• **SHORT EXERCISE**
Every line below must be reproduced exactly. Copy them all.

##### LISTING #####

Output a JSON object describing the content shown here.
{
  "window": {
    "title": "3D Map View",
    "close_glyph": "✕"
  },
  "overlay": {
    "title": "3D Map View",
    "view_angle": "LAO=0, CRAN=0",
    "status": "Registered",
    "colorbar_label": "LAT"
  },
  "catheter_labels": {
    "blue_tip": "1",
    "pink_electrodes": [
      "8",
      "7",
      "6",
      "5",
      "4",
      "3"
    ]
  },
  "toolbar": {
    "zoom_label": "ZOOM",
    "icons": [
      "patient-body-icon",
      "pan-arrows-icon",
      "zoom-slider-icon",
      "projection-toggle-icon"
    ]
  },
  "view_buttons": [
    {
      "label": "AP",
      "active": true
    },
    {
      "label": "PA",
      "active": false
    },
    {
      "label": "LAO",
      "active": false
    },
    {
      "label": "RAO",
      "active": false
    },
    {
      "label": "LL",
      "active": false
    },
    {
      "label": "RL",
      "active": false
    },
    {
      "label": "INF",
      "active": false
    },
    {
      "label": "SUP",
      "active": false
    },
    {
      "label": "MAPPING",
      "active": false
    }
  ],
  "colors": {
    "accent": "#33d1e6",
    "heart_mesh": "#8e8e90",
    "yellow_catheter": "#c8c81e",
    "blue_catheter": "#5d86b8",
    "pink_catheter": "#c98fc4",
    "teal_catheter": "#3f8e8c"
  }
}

#####

• **THE RESULT**
Output a JSON object describing the content shown here.
{
  "window": {
    "title": "3D Map View",
    "close_glyph": "✕"
  },
  "overlay": {
    "title": "3D Map View",
    "view_angle": "LAO=0, CRAN=0",
    "status": "Registered",
    "colorbar_label": "LAT"
  },
  "catheter_labels": {
    "blue_tip": "1",
    "pink_electrodes": [
      "8",
      "7",
      "6",
      "5",
      "4",
      "3"
    ]
  },
  "toolbar": {
    "zoom_label": "ZOOM",
    "icons": [
      "patient-body-icon",
      "pan-arrows-icon",
      "zoom-slider-icon",
      "projection-toggle-icon"
    ]
  },
  "view_buttons": [
    {
      "label": "AP",
      "active": true
    },
    {
      "label": "PA",
      "active": false
    },
    {
      "label": "LAO",
      "active": false
    },
    {
      "label": "RAO",
      "active": false
    },
    {
      "label": "LL",
      "active": false
    },
    {
      "label": "RL",
      "active": false
    },
    {
      "label": "INF",
      "active": false
    },
    {
      "label": "SUP",
      "active": false
    },
    {
      "label": "MAPPING",
      "active": false
    }
  ],
  "colors": {
    "accent": "#33d1e6",
    "heart_mesh": "#8e8e90",
    "yellow_catheter": "#c8c81e",
    "blue_catheter": "#5d86b8",
    "pink_catheter": "#c98fc4",
    "teal_catheter": "#3f8e8c"
  }
}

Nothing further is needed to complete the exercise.